GOAL - Beginning with the line containing "Output the text content of this document." and ending with the last line of the records, set down every line exactly.

Extracted data entries:
=====

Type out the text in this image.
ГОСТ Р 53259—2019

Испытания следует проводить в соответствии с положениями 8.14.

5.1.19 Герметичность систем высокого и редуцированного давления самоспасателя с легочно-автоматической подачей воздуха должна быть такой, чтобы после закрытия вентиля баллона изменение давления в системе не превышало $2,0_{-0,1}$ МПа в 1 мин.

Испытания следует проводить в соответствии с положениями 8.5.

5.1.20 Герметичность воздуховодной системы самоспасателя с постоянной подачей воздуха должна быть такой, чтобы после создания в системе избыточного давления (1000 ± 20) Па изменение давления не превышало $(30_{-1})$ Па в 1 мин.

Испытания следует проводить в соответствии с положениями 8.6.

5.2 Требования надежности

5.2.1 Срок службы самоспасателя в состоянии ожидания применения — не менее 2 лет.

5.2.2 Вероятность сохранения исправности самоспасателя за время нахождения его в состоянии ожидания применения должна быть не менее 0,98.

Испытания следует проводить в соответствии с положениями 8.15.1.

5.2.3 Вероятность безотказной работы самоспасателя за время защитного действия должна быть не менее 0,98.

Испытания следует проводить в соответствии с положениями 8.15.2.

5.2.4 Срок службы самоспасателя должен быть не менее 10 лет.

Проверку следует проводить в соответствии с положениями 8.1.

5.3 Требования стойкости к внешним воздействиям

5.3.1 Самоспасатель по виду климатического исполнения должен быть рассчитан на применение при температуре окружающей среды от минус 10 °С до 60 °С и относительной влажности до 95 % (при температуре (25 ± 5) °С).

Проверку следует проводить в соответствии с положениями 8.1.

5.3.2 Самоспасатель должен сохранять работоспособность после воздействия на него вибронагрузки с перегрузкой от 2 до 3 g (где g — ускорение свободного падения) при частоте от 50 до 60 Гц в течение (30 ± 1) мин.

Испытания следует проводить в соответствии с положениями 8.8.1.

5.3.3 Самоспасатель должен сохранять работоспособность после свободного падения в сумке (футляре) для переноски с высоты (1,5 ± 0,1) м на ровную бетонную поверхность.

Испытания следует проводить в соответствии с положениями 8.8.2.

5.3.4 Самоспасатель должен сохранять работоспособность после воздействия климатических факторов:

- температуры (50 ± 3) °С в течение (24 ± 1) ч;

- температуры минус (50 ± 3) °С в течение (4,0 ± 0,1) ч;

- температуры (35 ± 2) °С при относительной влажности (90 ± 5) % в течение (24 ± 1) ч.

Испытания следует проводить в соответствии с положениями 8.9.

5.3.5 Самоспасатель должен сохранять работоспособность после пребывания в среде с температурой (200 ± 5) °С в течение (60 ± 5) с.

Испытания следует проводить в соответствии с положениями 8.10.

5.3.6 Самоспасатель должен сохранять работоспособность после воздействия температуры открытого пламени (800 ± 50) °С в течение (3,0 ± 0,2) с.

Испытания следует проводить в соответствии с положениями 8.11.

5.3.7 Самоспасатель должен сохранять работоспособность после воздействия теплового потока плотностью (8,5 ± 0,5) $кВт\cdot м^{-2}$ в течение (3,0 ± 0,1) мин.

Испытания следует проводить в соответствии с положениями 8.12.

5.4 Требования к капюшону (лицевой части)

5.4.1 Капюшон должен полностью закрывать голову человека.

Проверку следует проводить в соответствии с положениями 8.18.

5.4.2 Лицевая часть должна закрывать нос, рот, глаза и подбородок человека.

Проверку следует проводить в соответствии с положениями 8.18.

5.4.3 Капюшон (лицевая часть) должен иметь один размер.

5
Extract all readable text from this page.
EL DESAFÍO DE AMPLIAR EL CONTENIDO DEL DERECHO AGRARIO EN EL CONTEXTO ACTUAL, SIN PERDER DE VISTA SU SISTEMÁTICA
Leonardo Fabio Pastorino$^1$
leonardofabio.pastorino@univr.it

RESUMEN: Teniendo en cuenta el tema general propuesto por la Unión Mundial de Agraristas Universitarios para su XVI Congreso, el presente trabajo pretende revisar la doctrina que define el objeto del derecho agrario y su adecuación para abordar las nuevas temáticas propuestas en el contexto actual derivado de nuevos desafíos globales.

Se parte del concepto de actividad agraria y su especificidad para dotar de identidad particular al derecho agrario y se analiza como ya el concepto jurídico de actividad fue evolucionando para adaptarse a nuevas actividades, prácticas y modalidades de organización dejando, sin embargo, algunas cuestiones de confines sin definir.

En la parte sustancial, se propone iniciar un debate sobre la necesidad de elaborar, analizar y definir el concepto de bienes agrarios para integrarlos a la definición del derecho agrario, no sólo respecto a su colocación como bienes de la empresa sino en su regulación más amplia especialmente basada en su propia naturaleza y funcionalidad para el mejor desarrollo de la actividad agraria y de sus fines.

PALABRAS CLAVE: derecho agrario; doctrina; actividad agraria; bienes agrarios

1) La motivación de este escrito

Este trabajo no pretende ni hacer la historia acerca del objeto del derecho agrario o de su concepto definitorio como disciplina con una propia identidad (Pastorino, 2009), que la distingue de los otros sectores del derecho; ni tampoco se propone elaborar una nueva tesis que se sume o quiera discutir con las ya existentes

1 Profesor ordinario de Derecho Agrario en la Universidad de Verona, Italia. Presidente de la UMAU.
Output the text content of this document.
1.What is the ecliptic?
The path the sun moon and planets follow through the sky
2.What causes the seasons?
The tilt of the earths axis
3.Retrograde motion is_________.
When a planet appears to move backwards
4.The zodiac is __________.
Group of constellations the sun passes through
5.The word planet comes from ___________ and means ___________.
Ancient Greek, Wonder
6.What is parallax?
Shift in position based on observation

=====

RESULT OF THE EXERCISE -
Output the text content of this document.
1.What is the ecliptic?
The path the sun moon and planets follow through the sky
2.What causes the seasons?
The tilt of the earths axis
3.Retrograde motion is_________.
When a planet appears to move backwards
4.The zodiac is __________.
Group of constellations the sun passes through
5.The word planet comes from ___________ and means ___________.
Ancient Greek, Wonder
6.What is parallax?
Shift in position based on observation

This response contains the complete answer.